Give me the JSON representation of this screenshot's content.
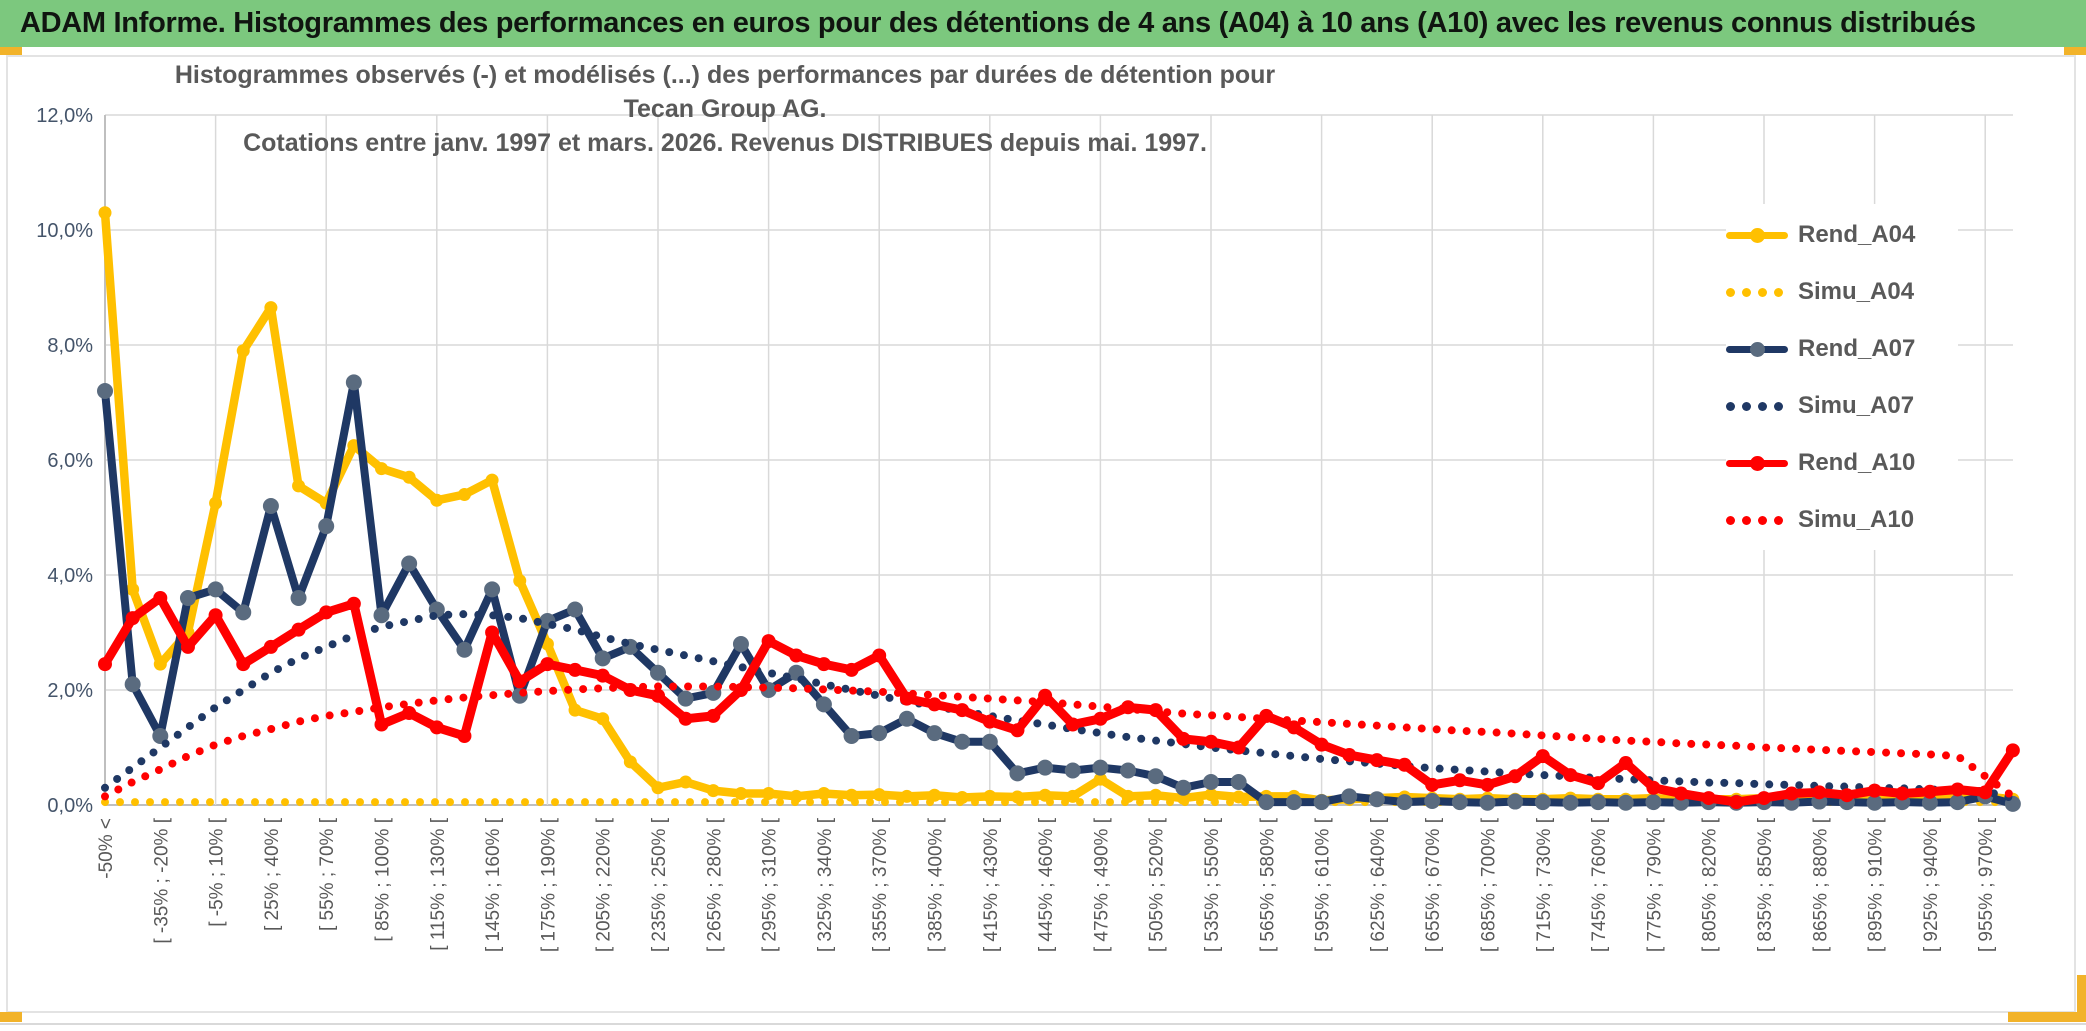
{
  "header": {
    "title": "ADAM Informe. Histogrammes des performances en euros pour des détentions de 4 ans (A04) à 10 ans (A10) avec les revenus connus distribués",
    "bg_color": "#7CC87E",
    "accent_color": "#F2B32A"
  },
  "chart_data": {
    "type": "line",
    "title_line1": "Histogrammes observés (-) et modélisés (...) des performances par durées de détention pour Tecan Group AG.",
    "title_line2": "Cotations entre janv. 1997 et mars. 2026. Revenus DISTRIBUES depuis mai. 1997.",
    "ylabel": "",
    "xlabel": "",
    "ylim": [
      0,
      12
    ],
    "grid": true,
    "legend_position": "right",
    "y_ticks": [
      "0,0%",
      "2,0%",
      "4,0%",
      "6,0%",
      "8,0%",
      "10,0%",
      "12,0%"
    ],
    "x_labels": [
      "-50% <",
      "[ -35% ; -20% [",
      "[ -5% ; 10% [",
      "[ 25% ; 40% [",
      "[ 55% ; 70% [",
      "[ 85% ; 100% [",
      "[ 115% ; 130% [",
      "[ 145% ; 160% [",
      "[ 175% ; 190% [",
      "[ 205% ; 220% [",
      "[ 235% ; 250% [",
      "[ 265% ; 280% [",
      "[ 295% ; 310% [",
      "[ 325% ; 340% [",
      "[ 355% ; 370% [",
      "[ 385% ; 400% [",
      "[ 415% ; 430% [",
      "[ 445% ; 460% [",
      "[ 475% ; 490% [",
      "[ 505% ; 520% [",
      "[ 535% ; 550% [",
      "[ 565% ; 580% [",
      "[ 595% ; 610% [",
      "[ 625% ; 640% [",
      "[ 655% ; 670% [",
      "[ 685% ; 700% [",
      "[ 715% ; 730% [",
      "[ 745% ; 760% [",
      "[ 775% ; 790% [",
      "[ 805% ; 820% [",
      "[ 835% ; 850% [",
      "[ 865% ; 880% [",
      "[ 895% ; 910% [",
      "[ 925% ; 940% [",
      "[ 955% ; 970% ["
    ],
    "x_label_every_n_points": 2,
    "n_points": 70,
    "series": [
      {
        "name": "Rend_A04",
        "style": "solid",
        "color": "#FFC000",
        "marker_color": "#FFC000",
        "marker_r": 6.5,
        "width": 8.5,
        "values": [
          10.3,
          3.75,
          2.45,
          3.0,
          5.25,
          7.9,
          8.65,
          5.55,
          5.25,
          6.25,
          5.85,
          5.7,
          5.3,
          5.4,
          5.65,
          3.9,
          2.8,
          1.65,
          1.5,
          0.75,
          0.3,
          0.4,
          0.25,
          0.2,
          0.2,
          0.15,
          0.2,
          0.17,
          0.18,
          0.15,
          0.17,
          0.13,
          0.15,
          0.14,
          0.17,
          0.15,
          0.45,
          0.15,
          0.17,
          0.12,
          0.18,
          0.14,
          0.15,
          0.15,
          0.08,
          0.1,
          0.12,
          0.14,
          0.12,
          0.1,
          0.12,
          0.1,
          0.1,
          0.12,
          0.1,
          0.1,
          0.12,
          0.1,
          0.1,
          0.1,
          0.12,
          0.1,
          0.1,
          0.12,
          0.1,
          0.1,
          0.12,
          0.12,
          0.15,
          0.1
        ]
      },
      {
        "name": "Simu_A04",
        "style": "dotted",
        "color": "#FFC000",
        "width": 8,
        "values": [
          0.05,
          0.05,
          0.05,
          0.05,
          0.05,
          0.05,
          0.05,
          0.05,
          0.05,
          0.05,
          0.05,
          0.05,
          0.05,
          0.05,
          0.05,
          0.05,
          0.05,
          0.05,
          0.05,
          0.05,
          0.05,
          0.05,
          0.05,
          0.05,
          0.05,
          0.05,
          0.05,
          0.05,
          0.05,
          0.05,
          0.05,
          0.05,
          0.05,
          0.05,
          0.05,
          0.05,
          0.05,
          0.05,
          0.05,
          0.05,
          0.05,
          0.05,
          0.05,
          0.05,
          0.05,
          0.05,
          0.05,
          0.05,
          0.05,
          0.05,
          0.05,
          0.05,
          0.05,
          0.05,
          0.05,
          0.05,
          0.05,
          0.05,
          0.05,
          0.05,
          0.05,
          0.05,
          0.05,
          0.05,
          0.05,
          0.05,
          0.05,
          0.05,
          0.05,
          0.05
        ]
      },
      {
        "name": "Rend_A07",
        "style": "solid",
        "color": "#1F3864",
        "marker_color": "#5A6B7F",
        "marker_r": 8,
        "width": 8,
        "values": [
          7.2,
          2.1,
          1.2,
          3.6,
          3.75,
          3.35,
          5.2,
          3.6,
          4.85,
          7.35,
          3.3,
          4.2,
          3.4,
          2.7,
          3.75,
          1.9,
          3.2,
          3.4,
          2.55,
          2.75,
          2.3,
          1.85,
          1.95,
          2.8,
          2.0,
          2.3,
          1.75,
          1.2,
          1.25,
          1.5,
          1.25,
          1.1,
          1.1,
          0.55,
          0.65,
          0.6,
          0.65,
          0.6,
          0.5,
          0.3,
          0.4,
          0.4,
          0.05,
          0.05,
          0.05,
          0.15,
          0.1,
          0.05,
          0.07,
          0.05,
          0.04,
          0.06,
          0.05,
          0.04,
          0.05,
          0.04,
          0.05,
          0.04,
          0.05,
          0.04,
          0.05,
          0.04,
          0.06,
          0.05,
          0.04,
          0.05,
          0.04,
          0.05,
          0.15,
          0.02
        ]
      },
      {
        "name": "Simu_A07",
        "style": "dotted",
        "color": "#1F3864",
        "width": 8,
        "values": [
          0.3,
          0.65,
          1.0,
          1.35,
          1.7,
          2.0,
          2.3,
          2.55,
          2.75,
          2.95,
          3.1,
          3.2,
          3.3,
          3.32,
          3.3,
          3.25,
          3.15,
          3.05,
          2.92,
          2.8,
          2.7,
          2.6,
          2.5,
          2.4,
          2.3,
          2.2,
          2.1,
          2.0,
          1.9,
          1.8,
          1.72,
          1.63,
          1.55,
          1.47,
          1.4,
          1.32,
          1.25,
          1.18,
          1.12,
          1.06,
          1.0,
          0.95,
          0.9,
          0.85,
          0.8,
          0.76,
          0.72,
          0.68,
          0.64,
          0.61,
          0.58,
          0.55,
          0.52,
          0.5,
          0.47,
          0.45,
          0.43,
          0.41,
          0.39,
          0.38,
          0.36,
          0.35,
          0.33,
          0.32,
          0.3,
          0.29,
          0.27,
          0.26,
          0.24,
          0.12
        ]
      },
      {
        "name": "Rend_A10",
        "style": "solid",
        "color": "#FF0000",
        "marker_color": "#FF0000",
        "marker_r": 7,
        "width": 9,
        "values": [
          2.45,
          3.25,
          3.6,
          2.75,
          3.3,
          2.45,
          2.75,
          3.05,
          3.35,
          3.5,
          1.4,
          1.6,
          1.35,
          1.2,
          3.0,
          2.15,
          2.45,
          2.35,
          2.25,
          2.0,
          1.9,
          1.5,
          1.55,
          2.0,
          2.85,
          2.6,
          2.45,
          2.35,
          2.6,
          1.85,
          1.75,
          1.65,
          1.45,
          1.3,
          1.9,
          1.4,
          1.5,
          1.7,
          1.65,
          1.15,
          1.1,
          1.0,
          1.55,
          1.35,
          1.05,
          0.87,
          0.78,
          0.7,
          0.35,
          0.43,
          0.35,
          0.5,
          0.85,
          0.52,
          0.38,
          0.73,
          0.3,
          0.2,
          0.12,
          0.05,
          0.12,
          0.2,
          0.22,
          0.17,
          0.25,
          0.2,
          0.23,
          0.27,
          0.22,
          0.95
        ]
      },
      {
        "name": "Simu_A10",
        "style": "dotted",
        "color": "#FF0000",
        "width": 8,
        "values": [
          0.15,
          0.4,
          0.62,
          0.85,
          1.05,
          1.2,
          1.32,
          1.45,
          1.55,
          1.62,
          1.7,
          1.76,
          1.82,
          1.87,
          1.91,
          1.95,
          1.98,
          2.01,
          2.03,
          2.05,
          2.06,
          2.06,
          2.06,
          2.05,
          2.04,
          2.03,
          2.01,
          1.99,
          1.97,
          1.94,
          1.91,
          1.88,
          1.85,
          1.82,
          1.79,
          1.75,
          1.71,
          1.67,
          1.63,
          1.59,
          1.56,
          1.53,
          1.5,
          1.47,
          1.44,
          1.41,
          1.38,
          1.35,
          1.32,
          1.29,
          1.27,
          1.24,
          1.21,
          1.18,
          1.15,
          1.12,
          1.1,
          1.07,
          1.05,
          1.03,
          1.0,
          0.98,
          0.96,
          0.94,
          0.92,
          0.9,
          0.88,
          0.85,
          0.5,
          0.15
        ]
      }
    ],
    "legend": [
      "Rend_A04",
      "Simu_A04",
      "Rend_A07",
      "Simu_A07",
      "Rend_A10",
      "Simu_A10"
    ],
    "colors": {
      "grid": "#D9D9D9",
      "axis": "#BFBFBF",
      "tick_text": "#595959",
      "y_tick_text": "#44546A",
      "title_text": "#595959"
    }
  }
}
==========
== WHAT THE TASK REQUIRES ==
Filter the records for lines holding the string "Histogrammes". Copy each one.

== RESULT OF THIS TASK ==
    "title": "ADAM Informe. Histogrammes des performances en euros pour des détentions de 4 ans (A04) à 10 ans (A10) avec les revenus connus distribués",
    "title_line1": "Histogrammes observés (-) et modélisés (...) des performances par durées de détention pour Tecan Group AG.",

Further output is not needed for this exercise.